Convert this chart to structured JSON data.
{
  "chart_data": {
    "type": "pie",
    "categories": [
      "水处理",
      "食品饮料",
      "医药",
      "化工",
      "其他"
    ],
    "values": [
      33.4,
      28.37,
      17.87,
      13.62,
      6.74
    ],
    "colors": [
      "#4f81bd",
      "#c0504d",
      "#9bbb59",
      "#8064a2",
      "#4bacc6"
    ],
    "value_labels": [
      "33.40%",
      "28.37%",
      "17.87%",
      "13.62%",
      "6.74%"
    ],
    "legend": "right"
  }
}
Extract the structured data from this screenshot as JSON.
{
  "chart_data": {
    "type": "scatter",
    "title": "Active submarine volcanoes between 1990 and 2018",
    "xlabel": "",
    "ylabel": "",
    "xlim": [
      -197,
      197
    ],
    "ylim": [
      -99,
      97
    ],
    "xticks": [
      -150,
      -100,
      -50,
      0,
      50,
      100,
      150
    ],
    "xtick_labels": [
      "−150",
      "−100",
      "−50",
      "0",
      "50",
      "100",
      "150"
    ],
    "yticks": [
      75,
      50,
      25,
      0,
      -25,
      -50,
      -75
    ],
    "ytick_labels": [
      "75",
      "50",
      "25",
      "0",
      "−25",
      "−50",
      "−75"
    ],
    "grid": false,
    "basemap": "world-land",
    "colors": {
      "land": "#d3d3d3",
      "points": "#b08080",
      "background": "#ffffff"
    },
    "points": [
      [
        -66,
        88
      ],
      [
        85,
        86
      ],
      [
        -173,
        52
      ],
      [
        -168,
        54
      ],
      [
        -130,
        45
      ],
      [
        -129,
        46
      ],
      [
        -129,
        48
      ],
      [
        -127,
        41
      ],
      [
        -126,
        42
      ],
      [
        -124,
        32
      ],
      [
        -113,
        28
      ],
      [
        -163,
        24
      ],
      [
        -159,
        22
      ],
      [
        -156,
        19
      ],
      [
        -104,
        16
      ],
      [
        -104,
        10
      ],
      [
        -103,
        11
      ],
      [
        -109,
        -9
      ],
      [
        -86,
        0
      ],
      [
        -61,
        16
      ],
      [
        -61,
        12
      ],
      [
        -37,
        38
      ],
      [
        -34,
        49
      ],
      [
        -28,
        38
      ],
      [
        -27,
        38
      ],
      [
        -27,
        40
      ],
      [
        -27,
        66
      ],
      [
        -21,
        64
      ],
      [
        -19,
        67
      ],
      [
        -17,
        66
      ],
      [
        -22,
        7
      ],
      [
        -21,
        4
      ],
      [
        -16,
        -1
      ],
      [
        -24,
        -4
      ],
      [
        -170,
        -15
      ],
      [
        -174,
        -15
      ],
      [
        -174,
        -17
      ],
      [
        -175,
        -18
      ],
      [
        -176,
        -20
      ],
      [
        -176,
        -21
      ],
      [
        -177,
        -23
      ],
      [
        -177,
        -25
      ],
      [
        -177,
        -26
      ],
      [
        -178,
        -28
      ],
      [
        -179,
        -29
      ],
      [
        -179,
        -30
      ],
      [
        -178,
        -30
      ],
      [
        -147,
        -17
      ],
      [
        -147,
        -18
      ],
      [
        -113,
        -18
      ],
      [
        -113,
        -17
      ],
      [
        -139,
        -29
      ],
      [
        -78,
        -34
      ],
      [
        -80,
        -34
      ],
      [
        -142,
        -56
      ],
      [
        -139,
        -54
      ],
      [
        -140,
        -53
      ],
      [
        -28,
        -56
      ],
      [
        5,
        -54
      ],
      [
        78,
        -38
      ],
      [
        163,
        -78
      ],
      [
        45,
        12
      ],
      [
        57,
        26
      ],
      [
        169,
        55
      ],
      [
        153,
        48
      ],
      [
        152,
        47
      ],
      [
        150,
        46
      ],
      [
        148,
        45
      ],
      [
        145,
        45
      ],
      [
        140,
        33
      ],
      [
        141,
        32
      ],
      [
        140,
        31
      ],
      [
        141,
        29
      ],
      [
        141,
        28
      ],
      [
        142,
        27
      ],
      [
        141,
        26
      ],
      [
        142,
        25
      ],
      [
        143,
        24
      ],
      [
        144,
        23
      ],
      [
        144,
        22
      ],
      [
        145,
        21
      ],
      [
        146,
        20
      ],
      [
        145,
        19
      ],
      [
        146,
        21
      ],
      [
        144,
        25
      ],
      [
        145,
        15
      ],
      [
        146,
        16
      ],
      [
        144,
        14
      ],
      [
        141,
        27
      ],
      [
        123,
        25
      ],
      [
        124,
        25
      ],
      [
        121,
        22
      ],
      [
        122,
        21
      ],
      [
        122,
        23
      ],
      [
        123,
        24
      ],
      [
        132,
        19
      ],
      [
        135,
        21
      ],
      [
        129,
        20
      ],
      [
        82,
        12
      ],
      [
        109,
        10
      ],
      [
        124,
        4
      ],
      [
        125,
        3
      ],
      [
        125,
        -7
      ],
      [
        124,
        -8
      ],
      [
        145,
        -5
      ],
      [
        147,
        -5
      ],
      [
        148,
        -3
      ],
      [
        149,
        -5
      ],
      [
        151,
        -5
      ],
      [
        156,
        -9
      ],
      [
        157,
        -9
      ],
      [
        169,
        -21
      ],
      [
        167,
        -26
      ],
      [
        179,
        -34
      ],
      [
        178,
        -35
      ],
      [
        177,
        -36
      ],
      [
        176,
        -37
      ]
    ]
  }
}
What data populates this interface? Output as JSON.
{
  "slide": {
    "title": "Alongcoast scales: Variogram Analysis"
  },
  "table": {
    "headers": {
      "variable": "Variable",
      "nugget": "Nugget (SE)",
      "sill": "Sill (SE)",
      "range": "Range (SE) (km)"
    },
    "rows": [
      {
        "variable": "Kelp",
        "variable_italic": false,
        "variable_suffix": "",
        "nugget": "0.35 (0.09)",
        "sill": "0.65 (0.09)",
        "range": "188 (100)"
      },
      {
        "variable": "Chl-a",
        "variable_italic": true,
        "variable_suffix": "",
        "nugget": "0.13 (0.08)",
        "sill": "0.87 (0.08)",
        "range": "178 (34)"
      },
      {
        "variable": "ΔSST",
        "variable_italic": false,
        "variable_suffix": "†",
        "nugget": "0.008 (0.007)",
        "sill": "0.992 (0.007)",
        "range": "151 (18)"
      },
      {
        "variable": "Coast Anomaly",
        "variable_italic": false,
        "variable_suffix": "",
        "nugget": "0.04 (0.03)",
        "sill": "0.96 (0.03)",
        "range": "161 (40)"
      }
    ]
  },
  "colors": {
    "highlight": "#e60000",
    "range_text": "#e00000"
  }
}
§
### What the exercise asks
Above are some records. Print them all exactly.

### Complete output
Convert this chart to structured JSON data.
{
  "chart_data": {
    "type": "pie",
    "categories": [
      "水处理",
      "食品饮料",
      "医药",
      "化工",
      "其他"
    ],
    "values": [
      33.4,
      28.37,
      17.87,
      13.62,
      6.74
    ],
    "colors": [
      "#4f81bd",
      "#c0504d",
      "#9bbb59",
      "#8064a2",
      "#4bacc6"
    ],
    "value_labels": [
      "33.40%",
      "28.37%",
      "17.87%",
      "13.62%",
      "6.74%"
    ],
    "legend": "right"
  }
}
Extract the structured data from this screenshot as JSON.
{
  "chart_data": {
    "type": "scatter",
    "title": "Active submarine volcanoes between 1990 and 2018",
    "xlabel": "",
    "ylabel": "",
    "xlim": [
      -197,
      197
    ],
    "ylim": [
      -99,
      97
    ],
    "xticks": [
      -150,
      -100,
      -50,
      0,
      50,
      100,
      150
    ],
    "xtick_labels": [
      "−150",
      "−100",
      "−50",
      "0",
      "50",
      "100",
      "150"
    ],
    "yticks": [
      75,
      50,
      25,
      0,
      -25,
      -50,
      -75
    ],
    "ytick_labels": [
      "75",
      "50",
      "25",
      "0",
      "−25",
      "−50",
      "−75"
    ],
    "grid": false,
    "basemap": "world-land",
    "colors": {
      "land": "#d3d3d3",
      "points": "#b08080",
      "background": "#ffffff"
    },
    "points": [
      [
        -66,
        88
      ],
      [
        85,
        86
      ],
      [
        -173,
        52
      ],
      [
        -168,
        54
      ],
      [
        -130,
        45
      ],
      [
        -129,
        46
      ],
      [
        -129,
        48
      ],
      [
        -127,
        41
      ],
      [
        -126,
        42
      ],
      [
        -124,
        32
      ],
      [
        -113,
        28
      ],
      [
        -163,
        24
      ],
      [
        -159,
        22
      ],
      [
        -156,
        19
      ],
      [
        -104,
        16
      ],
      [
        -104,
        10
      ],
      [
        -103,
        11
      ],
      [
        -109,
        -9
      ],
      [
        -86,
        0
      ],
      [
        -61,
        16
      ],
      [
        -61,
        12
      ],
      [
        -37,
        38
      ],
      [
        -34,
        49
      ],
      [
        -28,
        38
      ],
      [
        -27,
        38
      ],
      [
        -27,
        40
      ],
      [
        -27,
        66
      ],
      [
        -21,
        64
      ],
      [
        -19,
        67
      ],
      [
        -17,
        66
      ],
      [
        -22,
        7
      ],
      [
        -21,
        4
      ],
      [
        -16,
        -1
      ],
      [
        -24,
        -4
      ],
      [
        -170,
        -15
      ],
      [
        -174,
        -15
      ],
      [
        -174,
        -17
      ],
      [
        -175,
        -18
      ],
      [
        -176,
        -20
      ],
      [
        -176,
        -21
      ],
      [
        -177,
        -23
      ],
      [
        -177,
        -25
      ],
      [
        -177,
        -26
      ],
      [
        -178,
        -28
      ],
      [
        -179,
        -29
      ],
      [
        -179,
        -30
      ],
      [
        -178,
        -30
      ],
      [
        -147,
        -17
      ],
      [
        -147,
        -18
      ],
      [
        -113,
        -18
      ],
      [
        -113,
        -17
      ],
      [
        -139,
        -29
      ],
      [
        -78,
        -34
      ],
      [
        -80,
        -34
      ],
      [
        -142,
        -56
      ],
      [
        -139,
        -54
      ],
      [
        -140,
        -53
      ],
      [
        -28,
        -56
      ],
      [
        5,
        -54
      ],
      [
        78,
        -38
      ],
      [
        163,
        -78
      ],
      [
        45,
        12
      ],
      [
        57,
        26
      ],
      [
        169,
        55
      ],
      [
        153,
        48
      ],
      [
        152,
        47
      ],
      [
        150,
        46
      ],
      [
        148,
        45
      ],
      [
        145,
        45
      ],
      [
        140,
        33
      ],
      [
        141,
        32
      ],
      [
        140,
        31
      ],
      [
        141,
        29
      ],
      [
        141,
        28
      ],
      [
        142,
        27
      ],
      [
        141,
        26
      ],
      [
        142,
        25
      ],
      [
        143,
        24
      ],
      [
        144,
        23
      ],
      [
        144,
        22
      ],
      [
        145,
        21
      ],
      [
        146,
        20
      ],
      [
        145,
        19
      ],
      [
        146,
        21
      ],
      [
        144,
        25
      ],
      [
        145,
        15
      ],
      [
        146,
        16
      ],
      [
        144,
        14
      ],
      [
        141,
        27
      ],
      [
        123,
        25
      ],
      [
        124,
        25
      ],
      [
        121,
        22
      ],
      [
        122,
        21
      ],
      [
        122,
        23
      ],
      [
        123,
        24
      ],
      [
        132,
        19
      ],
      [
        135,
        21
      ],
      [
        129,
        20
      ],
      [
        82,
        12
      ],
      [
        109,
        10
      ],
      [
        124,
        4
      ],
      [
        125,
        3
      ],
      [
        125,
        -7
      ],
      [
        124,
        -8
      ],
      [
        145,
        -5
      ],
      [
        147,
        -5
      ],
      [
        148,
        -3
      ],
      [
        149,
        -5
      ],
      [
        151,
        -5
      ],
      [
        156,
        -9
      ],
      [
        157,
        -9
      ],
      [
        169,
        -21
      ],
      [
        167,
        -26
      ],
      [
        179,
        -34
      ],
      [
        178,
        -35
      ],
      [
        177,
        -36
      ],
      [
        176,
        -37
      ]
    ]
  }
}
What data populates this interface? Output as JSON.
{
  "slide": {
    "title": "Alongcoast scales: Variogram Analysis"
  },
  "table": {
    "headers": {
      "variable": "Variable",
      "nugget": "Nugget (SE)",
      "sill": "Sill (SE)",
      "range": "Range (SE) (km)"
    },
    "rows": [
      {
        "variable": "Kelp",
        "variable_italic": false,
        "variable_suffix": "",
        "nugget": "0.35 (0.09)",
        "sill": "0.65 (0.09)",
        "range": "188 (100)"
      },
      {
        "variable": "Chl-a",
        "variable_italic": true,
        "variable_suffix": "",
        "nugget": "0.13 (0.08)",
        "sill": "0.87 (0.08)",
        "range": "178 (34)"
      },
      {
        "variable": "ΔSST",
        "variable_italic": false,
        "variable_suffix": "†",
        "nugget": "0.008 (0.007)",
        "sill": "0.992 (0.007)",
        "range": "151 (18)"
      },
      {
        "variable": "Coast Anomaly",
        "variable_italic": false,
        "variable_suffix": "",
        "nugget": "0.04 (0.03)",
        "sill": "0.96 (0.03)",
        "range": "161 (40)"
      }
    ]
  },
  "colors": {
    "highlight": "#e60000",
    "range_text": "#e00000"
  }
}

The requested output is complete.